Instruction: Copy every line of the records below that holds the word "JSON".
▬▬▬
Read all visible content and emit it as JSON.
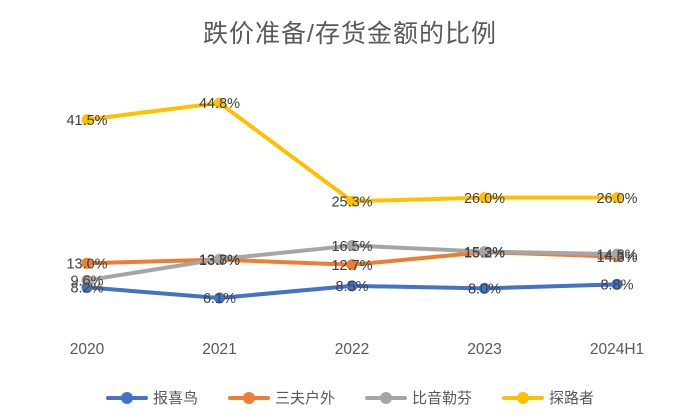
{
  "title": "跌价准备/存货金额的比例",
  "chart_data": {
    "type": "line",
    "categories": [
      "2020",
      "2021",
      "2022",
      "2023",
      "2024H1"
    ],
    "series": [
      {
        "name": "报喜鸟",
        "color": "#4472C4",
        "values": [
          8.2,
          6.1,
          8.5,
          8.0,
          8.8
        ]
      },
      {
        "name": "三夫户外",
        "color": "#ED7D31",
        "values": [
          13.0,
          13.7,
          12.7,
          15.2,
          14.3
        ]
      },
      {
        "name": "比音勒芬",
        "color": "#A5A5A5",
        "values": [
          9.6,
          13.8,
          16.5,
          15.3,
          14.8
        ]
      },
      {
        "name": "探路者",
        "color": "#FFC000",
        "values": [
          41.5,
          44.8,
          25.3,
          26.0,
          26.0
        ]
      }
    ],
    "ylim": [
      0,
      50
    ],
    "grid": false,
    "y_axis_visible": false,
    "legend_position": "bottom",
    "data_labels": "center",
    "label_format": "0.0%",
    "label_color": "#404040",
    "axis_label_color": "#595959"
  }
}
▬▬▬
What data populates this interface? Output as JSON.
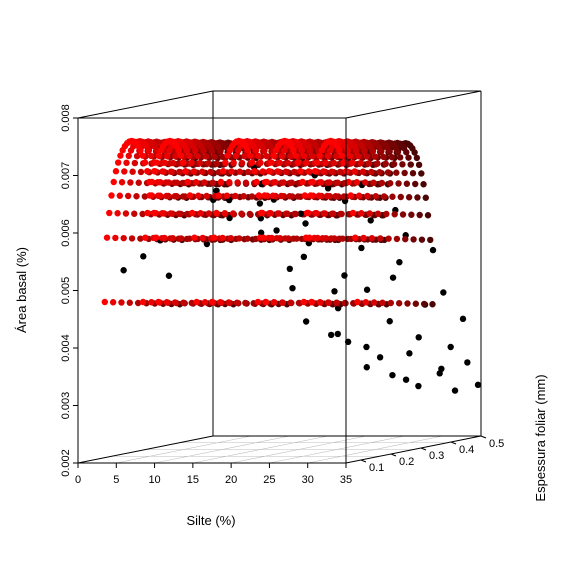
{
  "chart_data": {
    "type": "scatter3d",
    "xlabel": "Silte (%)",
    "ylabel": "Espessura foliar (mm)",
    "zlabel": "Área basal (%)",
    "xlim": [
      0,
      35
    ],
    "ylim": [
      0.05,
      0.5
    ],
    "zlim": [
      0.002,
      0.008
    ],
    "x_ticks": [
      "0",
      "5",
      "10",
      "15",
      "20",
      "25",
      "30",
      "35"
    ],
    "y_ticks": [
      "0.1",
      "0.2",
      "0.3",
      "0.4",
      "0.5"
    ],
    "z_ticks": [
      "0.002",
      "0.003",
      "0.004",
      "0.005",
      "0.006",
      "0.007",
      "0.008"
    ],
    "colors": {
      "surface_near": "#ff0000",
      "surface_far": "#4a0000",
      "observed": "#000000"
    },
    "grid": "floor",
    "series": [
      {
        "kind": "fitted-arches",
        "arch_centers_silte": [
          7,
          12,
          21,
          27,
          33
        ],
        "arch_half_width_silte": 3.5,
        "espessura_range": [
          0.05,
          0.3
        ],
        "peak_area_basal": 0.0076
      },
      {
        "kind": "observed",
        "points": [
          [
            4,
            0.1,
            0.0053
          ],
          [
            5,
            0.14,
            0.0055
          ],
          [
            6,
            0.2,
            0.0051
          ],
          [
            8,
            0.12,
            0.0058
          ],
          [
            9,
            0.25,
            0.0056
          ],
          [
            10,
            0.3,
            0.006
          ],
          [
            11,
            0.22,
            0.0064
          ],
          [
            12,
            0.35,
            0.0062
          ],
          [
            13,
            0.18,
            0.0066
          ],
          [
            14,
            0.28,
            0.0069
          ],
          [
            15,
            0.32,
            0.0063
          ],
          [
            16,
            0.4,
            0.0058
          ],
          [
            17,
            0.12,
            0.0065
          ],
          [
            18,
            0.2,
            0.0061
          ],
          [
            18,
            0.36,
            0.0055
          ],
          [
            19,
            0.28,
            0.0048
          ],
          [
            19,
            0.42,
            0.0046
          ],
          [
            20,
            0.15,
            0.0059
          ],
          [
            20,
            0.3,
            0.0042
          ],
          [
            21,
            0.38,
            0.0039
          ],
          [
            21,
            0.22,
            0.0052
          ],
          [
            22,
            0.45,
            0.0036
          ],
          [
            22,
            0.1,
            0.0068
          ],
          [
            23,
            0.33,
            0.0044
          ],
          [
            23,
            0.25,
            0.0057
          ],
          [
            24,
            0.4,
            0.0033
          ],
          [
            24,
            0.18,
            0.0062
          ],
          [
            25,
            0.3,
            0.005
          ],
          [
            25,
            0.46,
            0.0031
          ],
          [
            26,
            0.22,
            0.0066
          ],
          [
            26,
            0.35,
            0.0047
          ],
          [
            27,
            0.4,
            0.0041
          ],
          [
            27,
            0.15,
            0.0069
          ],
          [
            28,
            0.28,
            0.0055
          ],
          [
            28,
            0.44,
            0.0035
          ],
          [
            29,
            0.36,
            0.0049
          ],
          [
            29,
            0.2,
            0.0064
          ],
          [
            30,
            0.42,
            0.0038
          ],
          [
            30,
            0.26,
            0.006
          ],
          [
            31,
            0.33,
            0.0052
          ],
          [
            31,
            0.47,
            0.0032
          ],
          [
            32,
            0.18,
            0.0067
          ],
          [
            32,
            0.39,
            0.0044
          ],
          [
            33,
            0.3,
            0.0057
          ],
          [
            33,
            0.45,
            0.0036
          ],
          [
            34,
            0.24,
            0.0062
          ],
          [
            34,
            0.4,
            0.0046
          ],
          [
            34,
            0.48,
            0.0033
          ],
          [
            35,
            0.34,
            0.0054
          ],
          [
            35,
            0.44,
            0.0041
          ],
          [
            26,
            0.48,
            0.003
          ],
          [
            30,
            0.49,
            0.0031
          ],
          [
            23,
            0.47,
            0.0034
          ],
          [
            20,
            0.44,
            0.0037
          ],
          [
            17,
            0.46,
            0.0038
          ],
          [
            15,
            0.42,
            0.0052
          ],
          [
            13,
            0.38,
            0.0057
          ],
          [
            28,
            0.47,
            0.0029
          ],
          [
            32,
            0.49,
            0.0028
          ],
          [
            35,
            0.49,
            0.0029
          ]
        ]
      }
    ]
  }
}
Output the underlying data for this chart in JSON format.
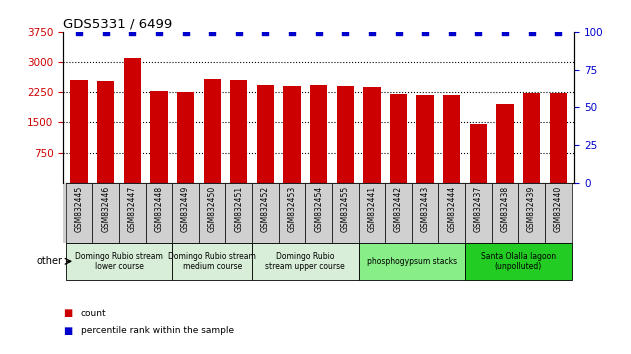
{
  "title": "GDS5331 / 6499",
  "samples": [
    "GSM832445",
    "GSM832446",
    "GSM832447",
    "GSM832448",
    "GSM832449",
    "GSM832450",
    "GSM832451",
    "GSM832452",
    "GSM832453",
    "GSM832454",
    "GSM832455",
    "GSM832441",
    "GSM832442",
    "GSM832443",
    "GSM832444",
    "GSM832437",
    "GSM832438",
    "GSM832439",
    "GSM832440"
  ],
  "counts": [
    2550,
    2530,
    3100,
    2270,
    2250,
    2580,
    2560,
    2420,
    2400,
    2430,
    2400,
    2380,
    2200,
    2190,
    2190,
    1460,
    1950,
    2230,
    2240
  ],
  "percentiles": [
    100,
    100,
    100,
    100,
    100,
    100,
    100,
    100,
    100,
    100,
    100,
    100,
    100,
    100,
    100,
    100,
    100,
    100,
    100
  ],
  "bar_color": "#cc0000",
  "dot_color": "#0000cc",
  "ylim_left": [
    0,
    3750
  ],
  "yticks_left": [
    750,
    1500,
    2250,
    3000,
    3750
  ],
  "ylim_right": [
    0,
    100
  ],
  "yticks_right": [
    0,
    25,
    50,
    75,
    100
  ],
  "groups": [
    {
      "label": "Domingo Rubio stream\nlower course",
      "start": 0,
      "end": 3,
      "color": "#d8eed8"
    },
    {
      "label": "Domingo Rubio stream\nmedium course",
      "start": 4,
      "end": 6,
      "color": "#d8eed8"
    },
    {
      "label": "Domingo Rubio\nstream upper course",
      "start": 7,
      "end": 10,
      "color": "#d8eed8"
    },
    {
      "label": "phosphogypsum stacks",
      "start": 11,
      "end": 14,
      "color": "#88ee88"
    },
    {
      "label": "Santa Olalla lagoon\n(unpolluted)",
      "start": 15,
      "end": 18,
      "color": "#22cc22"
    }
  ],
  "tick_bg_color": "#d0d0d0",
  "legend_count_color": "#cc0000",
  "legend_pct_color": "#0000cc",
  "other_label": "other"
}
▬▬▬
Task response:
Read all visible content and emit it as JSON.
What data populates this interface? Output as JSON.
Output the underlying data for this chart in JSON format.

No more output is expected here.